── INFORMATION SHOWN ──

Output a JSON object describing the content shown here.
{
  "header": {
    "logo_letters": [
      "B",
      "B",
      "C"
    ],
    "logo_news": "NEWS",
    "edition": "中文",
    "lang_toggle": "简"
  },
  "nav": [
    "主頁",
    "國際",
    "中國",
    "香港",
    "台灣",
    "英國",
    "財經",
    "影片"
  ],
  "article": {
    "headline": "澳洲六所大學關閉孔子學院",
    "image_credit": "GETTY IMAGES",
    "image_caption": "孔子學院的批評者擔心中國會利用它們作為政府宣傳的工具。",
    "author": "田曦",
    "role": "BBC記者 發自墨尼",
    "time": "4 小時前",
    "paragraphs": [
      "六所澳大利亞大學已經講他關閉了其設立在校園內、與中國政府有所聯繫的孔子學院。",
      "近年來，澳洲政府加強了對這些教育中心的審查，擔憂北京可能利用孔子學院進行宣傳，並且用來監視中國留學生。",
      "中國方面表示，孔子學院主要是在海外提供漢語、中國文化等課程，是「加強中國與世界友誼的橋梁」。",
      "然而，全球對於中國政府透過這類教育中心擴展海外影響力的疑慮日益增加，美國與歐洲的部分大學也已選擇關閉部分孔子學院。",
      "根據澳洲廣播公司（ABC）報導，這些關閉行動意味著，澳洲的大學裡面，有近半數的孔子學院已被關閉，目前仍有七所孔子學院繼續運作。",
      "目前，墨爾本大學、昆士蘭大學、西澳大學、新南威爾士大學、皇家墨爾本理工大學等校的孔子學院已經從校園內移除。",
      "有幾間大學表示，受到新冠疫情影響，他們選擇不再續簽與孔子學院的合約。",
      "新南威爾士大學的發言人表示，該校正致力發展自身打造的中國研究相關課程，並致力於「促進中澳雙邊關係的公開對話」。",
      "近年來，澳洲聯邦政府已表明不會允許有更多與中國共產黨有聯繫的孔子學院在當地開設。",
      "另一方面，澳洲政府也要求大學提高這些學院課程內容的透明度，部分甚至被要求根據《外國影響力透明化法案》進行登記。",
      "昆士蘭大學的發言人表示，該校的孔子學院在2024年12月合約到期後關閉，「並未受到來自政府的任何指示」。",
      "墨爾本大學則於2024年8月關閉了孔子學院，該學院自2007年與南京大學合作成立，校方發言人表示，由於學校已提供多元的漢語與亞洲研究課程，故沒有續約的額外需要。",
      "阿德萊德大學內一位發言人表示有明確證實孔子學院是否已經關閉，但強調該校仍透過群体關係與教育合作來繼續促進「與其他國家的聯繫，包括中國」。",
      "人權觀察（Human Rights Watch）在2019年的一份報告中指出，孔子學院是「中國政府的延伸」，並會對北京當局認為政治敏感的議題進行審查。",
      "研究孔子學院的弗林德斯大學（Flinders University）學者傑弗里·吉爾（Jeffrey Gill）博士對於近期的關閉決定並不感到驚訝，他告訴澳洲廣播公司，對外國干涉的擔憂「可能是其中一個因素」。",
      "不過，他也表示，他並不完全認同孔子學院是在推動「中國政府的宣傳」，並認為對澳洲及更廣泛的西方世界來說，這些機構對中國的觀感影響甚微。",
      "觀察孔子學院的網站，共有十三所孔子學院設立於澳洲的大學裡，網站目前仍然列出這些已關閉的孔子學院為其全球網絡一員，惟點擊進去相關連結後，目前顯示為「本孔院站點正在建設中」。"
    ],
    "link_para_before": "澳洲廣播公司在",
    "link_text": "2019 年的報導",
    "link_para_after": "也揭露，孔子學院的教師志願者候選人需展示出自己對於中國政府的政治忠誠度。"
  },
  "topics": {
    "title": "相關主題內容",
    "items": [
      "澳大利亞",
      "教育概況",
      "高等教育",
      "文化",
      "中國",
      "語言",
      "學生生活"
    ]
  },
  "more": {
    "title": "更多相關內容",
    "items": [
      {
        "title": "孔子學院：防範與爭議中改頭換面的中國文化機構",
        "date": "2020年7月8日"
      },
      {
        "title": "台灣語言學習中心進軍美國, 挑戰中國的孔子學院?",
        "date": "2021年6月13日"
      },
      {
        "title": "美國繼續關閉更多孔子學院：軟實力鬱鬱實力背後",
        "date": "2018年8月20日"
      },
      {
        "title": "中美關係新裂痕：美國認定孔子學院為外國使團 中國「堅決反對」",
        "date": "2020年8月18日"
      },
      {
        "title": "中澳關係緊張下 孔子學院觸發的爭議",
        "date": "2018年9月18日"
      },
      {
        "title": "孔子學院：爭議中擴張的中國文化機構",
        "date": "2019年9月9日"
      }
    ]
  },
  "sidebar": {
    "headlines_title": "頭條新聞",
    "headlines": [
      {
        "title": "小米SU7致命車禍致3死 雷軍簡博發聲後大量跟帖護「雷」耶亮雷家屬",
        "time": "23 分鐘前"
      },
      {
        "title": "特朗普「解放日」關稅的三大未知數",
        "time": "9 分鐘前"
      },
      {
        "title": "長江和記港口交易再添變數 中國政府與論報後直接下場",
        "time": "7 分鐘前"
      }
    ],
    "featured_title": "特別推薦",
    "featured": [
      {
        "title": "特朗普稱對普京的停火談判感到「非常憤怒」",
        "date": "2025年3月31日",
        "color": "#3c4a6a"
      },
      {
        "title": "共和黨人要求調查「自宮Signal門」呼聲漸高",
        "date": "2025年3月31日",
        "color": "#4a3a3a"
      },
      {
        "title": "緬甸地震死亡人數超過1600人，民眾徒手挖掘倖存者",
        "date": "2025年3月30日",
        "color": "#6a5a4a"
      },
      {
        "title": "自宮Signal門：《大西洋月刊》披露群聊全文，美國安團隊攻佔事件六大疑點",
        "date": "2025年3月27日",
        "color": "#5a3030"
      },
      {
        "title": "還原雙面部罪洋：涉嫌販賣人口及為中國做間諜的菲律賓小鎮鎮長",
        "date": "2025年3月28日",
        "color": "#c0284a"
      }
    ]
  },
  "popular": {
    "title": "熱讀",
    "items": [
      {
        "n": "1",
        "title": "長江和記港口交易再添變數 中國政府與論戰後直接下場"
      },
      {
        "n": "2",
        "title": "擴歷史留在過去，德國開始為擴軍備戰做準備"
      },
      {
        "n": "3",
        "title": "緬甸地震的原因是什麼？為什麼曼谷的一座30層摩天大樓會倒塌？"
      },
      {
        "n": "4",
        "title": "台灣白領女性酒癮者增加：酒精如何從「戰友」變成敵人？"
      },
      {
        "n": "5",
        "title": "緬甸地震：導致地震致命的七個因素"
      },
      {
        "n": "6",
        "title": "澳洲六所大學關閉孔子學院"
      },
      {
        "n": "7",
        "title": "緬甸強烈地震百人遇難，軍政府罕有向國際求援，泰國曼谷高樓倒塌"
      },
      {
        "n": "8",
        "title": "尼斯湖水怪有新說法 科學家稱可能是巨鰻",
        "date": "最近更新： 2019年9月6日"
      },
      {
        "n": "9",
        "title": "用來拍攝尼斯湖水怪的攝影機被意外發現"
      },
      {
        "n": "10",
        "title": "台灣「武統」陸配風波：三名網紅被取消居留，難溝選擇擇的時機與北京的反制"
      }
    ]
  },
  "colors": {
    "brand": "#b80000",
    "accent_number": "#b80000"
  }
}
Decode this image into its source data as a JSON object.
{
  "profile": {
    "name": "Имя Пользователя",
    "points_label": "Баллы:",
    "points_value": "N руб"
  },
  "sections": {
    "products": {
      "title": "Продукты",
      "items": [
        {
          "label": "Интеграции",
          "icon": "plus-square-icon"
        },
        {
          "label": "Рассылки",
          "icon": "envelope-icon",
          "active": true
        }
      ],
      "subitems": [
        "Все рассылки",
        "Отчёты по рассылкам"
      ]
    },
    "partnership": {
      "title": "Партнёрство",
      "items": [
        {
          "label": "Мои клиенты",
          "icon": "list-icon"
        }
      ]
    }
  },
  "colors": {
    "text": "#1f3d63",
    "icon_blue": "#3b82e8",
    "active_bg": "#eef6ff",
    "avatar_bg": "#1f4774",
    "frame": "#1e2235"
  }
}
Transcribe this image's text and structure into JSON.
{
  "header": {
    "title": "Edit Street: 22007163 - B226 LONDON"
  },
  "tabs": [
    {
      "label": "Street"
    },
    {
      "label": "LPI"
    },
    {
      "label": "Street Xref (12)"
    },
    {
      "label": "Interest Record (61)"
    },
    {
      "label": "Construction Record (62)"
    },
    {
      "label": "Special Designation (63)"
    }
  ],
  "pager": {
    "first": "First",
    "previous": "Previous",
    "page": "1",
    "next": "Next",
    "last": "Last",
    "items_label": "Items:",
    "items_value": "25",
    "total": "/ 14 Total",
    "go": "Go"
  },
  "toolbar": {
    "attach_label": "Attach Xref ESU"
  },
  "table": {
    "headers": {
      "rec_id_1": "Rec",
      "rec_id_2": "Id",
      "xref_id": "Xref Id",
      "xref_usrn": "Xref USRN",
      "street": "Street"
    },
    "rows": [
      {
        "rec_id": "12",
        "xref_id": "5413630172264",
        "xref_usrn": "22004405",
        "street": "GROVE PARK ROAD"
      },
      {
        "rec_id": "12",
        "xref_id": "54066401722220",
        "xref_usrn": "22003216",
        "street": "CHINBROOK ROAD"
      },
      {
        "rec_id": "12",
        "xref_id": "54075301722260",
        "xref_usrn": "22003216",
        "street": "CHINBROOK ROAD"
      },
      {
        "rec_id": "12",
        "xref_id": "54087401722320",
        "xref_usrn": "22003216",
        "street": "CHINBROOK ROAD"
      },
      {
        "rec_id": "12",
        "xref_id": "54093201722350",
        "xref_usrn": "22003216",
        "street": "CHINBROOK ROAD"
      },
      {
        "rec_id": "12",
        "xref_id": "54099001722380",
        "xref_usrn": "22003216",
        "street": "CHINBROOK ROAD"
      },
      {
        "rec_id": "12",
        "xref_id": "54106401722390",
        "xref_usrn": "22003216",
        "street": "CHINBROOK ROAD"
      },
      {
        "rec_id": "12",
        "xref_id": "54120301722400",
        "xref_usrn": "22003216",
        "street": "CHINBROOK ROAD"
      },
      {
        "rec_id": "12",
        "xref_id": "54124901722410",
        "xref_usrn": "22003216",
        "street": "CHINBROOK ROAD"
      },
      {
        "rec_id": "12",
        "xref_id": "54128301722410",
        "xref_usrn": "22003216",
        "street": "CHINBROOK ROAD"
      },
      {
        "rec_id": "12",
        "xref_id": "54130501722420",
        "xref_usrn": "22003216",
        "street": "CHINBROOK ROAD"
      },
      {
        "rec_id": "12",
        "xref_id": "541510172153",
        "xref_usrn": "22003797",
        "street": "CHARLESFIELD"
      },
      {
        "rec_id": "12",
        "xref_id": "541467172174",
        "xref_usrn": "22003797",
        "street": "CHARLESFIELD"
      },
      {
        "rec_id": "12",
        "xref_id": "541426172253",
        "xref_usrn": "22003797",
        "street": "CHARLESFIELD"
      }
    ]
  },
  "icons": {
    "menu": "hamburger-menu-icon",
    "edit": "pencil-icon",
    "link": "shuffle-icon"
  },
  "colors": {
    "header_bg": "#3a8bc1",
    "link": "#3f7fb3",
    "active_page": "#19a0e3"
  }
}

───

- EXERCISE PROMPT
Which lines contain the word "date"? Return each of them.

- ANSWER FOR THIS EXERCISE
        "date": "2020年7月8日"
        "date": "2021年6月13日"
        "date": "2018年8月20日"
        "date": "2020年8月18日"
        "date": "2018年9月18日"
        "date": "2019年9月9日"
        "date": "2025年3月31日",
        "date": "2025年3月31日",
        "date": "2025年3月30日",
        "date": "2025年3月27日",
        "date": "2025年3月28日",
        "date": "最近更新： 2019年9月6日"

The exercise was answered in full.